### Problem statement
Copy out all lines that carry the word "الشيخ".

### Materials provided
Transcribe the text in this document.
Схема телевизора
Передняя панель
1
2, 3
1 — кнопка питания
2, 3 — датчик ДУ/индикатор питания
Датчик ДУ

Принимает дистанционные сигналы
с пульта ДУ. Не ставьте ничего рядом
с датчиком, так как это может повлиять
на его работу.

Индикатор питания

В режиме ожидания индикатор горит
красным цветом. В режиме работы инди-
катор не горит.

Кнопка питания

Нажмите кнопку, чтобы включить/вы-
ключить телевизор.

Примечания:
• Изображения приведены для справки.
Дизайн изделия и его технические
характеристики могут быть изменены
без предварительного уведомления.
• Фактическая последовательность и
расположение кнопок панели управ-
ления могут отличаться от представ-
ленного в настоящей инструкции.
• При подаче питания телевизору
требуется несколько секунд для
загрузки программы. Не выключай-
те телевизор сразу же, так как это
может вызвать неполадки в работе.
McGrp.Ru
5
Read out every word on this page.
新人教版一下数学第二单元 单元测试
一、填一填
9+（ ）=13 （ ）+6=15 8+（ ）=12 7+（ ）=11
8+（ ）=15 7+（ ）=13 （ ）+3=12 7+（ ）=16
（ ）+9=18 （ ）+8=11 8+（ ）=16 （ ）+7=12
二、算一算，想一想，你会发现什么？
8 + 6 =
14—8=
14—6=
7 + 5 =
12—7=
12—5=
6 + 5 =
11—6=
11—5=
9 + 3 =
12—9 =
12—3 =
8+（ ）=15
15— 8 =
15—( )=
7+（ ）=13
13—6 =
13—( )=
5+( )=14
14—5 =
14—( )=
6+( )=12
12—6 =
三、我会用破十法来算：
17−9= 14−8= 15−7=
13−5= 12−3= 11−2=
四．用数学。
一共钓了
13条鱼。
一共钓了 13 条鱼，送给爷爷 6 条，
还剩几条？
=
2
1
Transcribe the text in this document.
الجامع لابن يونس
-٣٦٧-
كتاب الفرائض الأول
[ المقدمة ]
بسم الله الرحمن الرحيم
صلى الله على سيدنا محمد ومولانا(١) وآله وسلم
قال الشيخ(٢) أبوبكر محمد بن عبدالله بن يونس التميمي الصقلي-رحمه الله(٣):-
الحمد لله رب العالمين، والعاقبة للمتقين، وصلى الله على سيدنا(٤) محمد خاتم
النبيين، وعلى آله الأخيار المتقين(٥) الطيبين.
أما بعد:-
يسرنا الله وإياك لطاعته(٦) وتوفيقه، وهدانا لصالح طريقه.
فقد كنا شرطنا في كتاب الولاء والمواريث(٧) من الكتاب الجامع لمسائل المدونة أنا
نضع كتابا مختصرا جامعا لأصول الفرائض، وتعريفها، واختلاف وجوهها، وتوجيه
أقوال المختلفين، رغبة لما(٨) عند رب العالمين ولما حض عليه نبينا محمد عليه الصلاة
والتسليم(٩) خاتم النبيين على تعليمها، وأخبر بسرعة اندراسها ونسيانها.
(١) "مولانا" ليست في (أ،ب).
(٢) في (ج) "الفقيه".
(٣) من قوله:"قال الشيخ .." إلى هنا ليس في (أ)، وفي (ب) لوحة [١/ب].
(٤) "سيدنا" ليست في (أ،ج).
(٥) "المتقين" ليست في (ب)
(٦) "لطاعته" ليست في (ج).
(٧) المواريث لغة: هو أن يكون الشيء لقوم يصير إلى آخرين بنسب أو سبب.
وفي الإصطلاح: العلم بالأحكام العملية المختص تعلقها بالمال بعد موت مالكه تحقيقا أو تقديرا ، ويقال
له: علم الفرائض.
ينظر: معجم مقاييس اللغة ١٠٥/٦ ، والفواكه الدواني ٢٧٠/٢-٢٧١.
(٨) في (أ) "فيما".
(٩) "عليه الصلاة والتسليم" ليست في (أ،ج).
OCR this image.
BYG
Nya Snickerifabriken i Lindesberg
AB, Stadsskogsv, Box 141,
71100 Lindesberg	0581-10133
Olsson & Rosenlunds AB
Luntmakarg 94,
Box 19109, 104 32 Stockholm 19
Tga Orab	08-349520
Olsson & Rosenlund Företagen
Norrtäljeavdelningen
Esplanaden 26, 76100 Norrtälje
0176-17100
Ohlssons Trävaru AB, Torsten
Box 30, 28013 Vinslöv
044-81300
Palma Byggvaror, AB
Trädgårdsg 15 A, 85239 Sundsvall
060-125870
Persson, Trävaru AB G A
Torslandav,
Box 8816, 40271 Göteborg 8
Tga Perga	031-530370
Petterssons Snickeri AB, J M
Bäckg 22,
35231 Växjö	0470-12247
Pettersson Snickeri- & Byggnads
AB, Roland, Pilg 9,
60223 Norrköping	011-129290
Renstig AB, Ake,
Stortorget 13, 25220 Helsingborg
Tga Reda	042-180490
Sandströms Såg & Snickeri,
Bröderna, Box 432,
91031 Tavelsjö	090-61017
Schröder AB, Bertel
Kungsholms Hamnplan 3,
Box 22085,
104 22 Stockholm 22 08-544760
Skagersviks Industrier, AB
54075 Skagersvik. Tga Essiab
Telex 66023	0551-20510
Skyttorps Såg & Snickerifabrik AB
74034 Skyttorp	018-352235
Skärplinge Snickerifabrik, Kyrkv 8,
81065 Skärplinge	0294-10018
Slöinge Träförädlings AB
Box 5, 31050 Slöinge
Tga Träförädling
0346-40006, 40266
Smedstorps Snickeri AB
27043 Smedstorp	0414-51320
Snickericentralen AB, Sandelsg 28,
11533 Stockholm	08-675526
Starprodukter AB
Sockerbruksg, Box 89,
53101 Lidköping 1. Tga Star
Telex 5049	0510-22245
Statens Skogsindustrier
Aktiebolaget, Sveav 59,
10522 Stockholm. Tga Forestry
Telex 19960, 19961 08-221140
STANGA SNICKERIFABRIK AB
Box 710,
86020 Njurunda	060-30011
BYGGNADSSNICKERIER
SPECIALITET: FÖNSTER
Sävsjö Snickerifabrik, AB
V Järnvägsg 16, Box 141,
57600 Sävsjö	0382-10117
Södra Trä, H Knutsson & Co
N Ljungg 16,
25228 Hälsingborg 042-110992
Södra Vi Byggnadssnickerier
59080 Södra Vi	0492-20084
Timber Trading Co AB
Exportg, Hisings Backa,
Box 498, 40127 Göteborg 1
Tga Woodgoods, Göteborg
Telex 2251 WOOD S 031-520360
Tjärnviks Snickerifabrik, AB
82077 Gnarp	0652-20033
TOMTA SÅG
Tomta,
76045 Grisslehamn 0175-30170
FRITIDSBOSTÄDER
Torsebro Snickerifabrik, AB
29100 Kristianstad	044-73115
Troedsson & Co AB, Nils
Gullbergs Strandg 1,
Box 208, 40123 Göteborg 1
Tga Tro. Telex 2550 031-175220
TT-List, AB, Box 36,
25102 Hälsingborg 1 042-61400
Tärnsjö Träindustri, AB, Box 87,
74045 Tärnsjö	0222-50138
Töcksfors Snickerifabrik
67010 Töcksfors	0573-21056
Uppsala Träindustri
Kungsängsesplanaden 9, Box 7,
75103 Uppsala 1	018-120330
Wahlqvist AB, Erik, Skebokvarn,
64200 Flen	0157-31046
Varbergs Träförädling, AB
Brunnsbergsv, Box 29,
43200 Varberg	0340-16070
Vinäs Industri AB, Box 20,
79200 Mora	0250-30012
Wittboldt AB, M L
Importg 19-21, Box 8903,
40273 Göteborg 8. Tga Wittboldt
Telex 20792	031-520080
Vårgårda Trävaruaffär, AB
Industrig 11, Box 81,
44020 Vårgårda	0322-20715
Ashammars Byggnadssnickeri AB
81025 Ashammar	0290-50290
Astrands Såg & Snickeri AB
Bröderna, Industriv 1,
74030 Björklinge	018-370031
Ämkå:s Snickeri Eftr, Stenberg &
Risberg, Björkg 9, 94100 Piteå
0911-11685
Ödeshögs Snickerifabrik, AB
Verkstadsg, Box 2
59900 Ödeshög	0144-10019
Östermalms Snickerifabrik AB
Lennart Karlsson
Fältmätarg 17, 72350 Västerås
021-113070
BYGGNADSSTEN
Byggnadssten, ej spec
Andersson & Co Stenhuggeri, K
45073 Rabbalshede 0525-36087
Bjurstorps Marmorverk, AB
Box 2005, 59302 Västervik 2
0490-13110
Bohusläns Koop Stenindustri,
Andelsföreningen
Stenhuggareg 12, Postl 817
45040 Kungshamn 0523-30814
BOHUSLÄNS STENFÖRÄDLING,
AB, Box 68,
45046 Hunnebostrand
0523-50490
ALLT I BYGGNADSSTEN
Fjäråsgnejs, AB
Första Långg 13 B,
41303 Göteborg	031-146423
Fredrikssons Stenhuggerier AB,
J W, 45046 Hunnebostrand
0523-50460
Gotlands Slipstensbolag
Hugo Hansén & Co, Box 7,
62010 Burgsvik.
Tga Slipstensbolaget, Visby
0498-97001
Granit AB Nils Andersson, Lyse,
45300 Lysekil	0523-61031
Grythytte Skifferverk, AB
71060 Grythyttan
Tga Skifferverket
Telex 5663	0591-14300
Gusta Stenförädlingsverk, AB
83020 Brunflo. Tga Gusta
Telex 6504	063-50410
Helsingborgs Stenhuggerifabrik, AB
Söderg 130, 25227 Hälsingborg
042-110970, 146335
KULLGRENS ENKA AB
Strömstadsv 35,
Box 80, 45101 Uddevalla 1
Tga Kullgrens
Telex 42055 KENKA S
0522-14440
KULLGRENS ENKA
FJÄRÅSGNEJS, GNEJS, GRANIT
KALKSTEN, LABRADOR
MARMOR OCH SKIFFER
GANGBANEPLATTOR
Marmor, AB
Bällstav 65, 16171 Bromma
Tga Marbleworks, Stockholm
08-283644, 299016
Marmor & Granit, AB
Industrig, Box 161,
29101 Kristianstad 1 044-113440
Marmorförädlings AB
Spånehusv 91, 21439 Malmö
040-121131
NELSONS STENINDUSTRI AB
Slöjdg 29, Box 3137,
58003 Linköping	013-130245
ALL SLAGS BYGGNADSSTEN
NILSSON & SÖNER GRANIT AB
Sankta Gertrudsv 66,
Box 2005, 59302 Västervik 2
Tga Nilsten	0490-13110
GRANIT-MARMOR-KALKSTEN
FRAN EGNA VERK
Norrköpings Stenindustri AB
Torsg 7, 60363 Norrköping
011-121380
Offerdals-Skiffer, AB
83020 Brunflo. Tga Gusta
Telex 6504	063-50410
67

### The solution
قال الشيخ(٢) أبوبكر محمد بن عبدالله بن يونس التميمي الصقلي-رحمه الله(٣):-
(٣) من قوله:"قال الشيخ .." إلى هنا ليس في (أ)، وفي (ب) لوحة [١/ب].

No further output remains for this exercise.